* [PROBLEM TO SOLVE]
Within the listing below, locate all lines containing the word "corps". Copy each one.

━━ RECORDS FOR THE TASK ━━

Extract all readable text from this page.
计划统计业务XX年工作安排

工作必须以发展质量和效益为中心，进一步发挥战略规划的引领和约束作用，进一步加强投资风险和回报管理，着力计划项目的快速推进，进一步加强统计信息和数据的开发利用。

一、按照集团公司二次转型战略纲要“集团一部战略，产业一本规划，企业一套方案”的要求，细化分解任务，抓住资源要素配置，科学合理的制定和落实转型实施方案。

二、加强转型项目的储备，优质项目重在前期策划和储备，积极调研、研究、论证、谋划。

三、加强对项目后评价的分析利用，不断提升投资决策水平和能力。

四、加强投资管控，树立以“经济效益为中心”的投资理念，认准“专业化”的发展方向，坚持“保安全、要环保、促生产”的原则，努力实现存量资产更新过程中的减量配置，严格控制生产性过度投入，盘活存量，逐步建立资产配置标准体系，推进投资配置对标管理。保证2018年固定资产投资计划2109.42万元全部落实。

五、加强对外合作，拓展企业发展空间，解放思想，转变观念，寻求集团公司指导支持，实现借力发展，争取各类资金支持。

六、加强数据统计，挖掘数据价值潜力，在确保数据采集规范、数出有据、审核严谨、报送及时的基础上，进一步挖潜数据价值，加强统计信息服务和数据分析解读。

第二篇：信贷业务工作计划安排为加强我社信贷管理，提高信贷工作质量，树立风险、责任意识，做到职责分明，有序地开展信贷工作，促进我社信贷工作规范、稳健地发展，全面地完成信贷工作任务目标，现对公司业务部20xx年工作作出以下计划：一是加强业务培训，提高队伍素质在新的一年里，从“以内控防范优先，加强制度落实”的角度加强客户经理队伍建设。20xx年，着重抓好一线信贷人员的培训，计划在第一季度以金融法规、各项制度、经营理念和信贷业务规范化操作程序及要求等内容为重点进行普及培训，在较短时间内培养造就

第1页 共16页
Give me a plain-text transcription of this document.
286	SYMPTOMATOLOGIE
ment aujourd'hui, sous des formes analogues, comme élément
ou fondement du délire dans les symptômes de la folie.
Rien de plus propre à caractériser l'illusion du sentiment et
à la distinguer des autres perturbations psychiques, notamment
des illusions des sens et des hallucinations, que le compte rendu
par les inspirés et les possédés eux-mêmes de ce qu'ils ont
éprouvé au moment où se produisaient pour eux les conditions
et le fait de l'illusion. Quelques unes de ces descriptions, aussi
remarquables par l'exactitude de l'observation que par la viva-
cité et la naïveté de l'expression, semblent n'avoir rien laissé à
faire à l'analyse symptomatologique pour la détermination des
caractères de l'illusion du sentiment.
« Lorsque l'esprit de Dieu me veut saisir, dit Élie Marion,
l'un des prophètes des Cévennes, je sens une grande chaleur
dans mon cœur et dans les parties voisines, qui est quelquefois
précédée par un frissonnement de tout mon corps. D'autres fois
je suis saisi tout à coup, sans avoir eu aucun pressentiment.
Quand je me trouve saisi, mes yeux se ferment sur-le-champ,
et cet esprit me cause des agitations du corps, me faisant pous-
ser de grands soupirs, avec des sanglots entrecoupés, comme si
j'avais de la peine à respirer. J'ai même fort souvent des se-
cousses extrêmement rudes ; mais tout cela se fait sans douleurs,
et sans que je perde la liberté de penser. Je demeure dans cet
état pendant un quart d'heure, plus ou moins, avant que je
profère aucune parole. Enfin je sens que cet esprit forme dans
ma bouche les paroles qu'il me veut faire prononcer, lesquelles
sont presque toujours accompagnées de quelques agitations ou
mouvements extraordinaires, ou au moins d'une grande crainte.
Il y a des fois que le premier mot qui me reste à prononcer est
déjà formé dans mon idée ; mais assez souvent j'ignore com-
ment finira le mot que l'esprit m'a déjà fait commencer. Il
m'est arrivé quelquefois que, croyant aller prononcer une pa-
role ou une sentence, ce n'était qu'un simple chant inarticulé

━━━

* [RESPONSE FOR THIS EXERCISE]
précédée par un frissonnement de tout mon corps. D'autres fois
et cet esprit me cause des agitations du corps, me faisant pous-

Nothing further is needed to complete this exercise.